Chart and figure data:
--*--

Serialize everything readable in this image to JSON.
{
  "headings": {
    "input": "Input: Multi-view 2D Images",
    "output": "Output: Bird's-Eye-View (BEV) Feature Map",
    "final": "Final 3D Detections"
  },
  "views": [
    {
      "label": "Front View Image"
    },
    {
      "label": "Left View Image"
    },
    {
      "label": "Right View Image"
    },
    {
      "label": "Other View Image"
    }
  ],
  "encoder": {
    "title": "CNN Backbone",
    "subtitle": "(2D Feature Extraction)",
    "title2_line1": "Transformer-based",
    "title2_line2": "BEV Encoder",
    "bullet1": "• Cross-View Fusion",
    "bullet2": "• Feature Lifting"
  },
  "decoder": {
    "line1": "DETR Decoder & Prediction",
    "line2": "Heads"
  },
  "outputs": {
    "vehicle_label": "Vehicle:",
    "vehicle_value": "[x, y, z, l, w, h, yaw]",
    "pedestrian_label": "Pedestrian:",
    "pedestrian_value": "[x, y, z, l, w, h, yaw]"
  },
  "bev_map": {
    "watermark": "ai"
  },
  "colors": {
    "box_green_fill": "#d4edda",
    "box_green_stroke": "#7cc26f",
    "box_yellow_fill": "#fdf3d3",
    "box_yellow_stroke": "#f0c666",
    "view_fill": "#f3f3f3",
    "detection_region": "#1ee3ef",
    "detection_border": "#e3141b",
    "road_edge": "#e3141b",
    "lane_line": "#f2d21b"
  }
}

--*--

> [Prompt]: Extract, word for word, each line of the listing above.

> [Answer]:
Serialize everything readable in this image to JSON.
{
  "headings": {
    "input": "Input: Multi-view 2D Images",
    "output": "Output: Bird's-Eye-View (BEV) Feature Map",
    "final": "Final 3D Detections"
  },
  "views": [
    {
      "label": "Front View Image"
    },
    {
      "label": "Left View Image"
    },
    {
      "label": "Right View Image"
    },
    {
      "label": "Other View Image"
    }
  ],
  "encoder": {
    "title": "CNN Backbone",
    "subtitle": "(2D Feature Extraction)",
    "title2_line1": "Transformer-based",
    "title2_line2": "BEV Encoder",
    "bullet1": "• Cross-View Fusion",
    "bullet2": "• Feature Lifting"
  },
  "decoder": {
    "line1": "DETR Decoder & Prediction",
    "line2": "Heads"
  },
  "outputs": {
    "vehicle_label": "Vehicle:",
    "vehicle_value": "[x, y, z, l, w, h, yaw]",
    "pedestrian_label": "Pedestrian:",
    "pedestrian_value": "[x, y, z, l, w, h, yaw]"
  },
  "bev_map": {
    "watermark": "ai"
  },
  "colors": {
    "box_green_fill": "#d4edda",
    "box_green_stroke": "#7cc26f",
    "box_yellow_fill": "#fdf3d3",
    "box_yellow_stroke": "#f0c666",
    "view_fill": "#f3f3f3",
    "detection_region": "#1ee3ef",
    "detection_border": "#e3141b",
    "road_edge": "#e3141b",
    "lane_line": "#f2d21b"
  }
}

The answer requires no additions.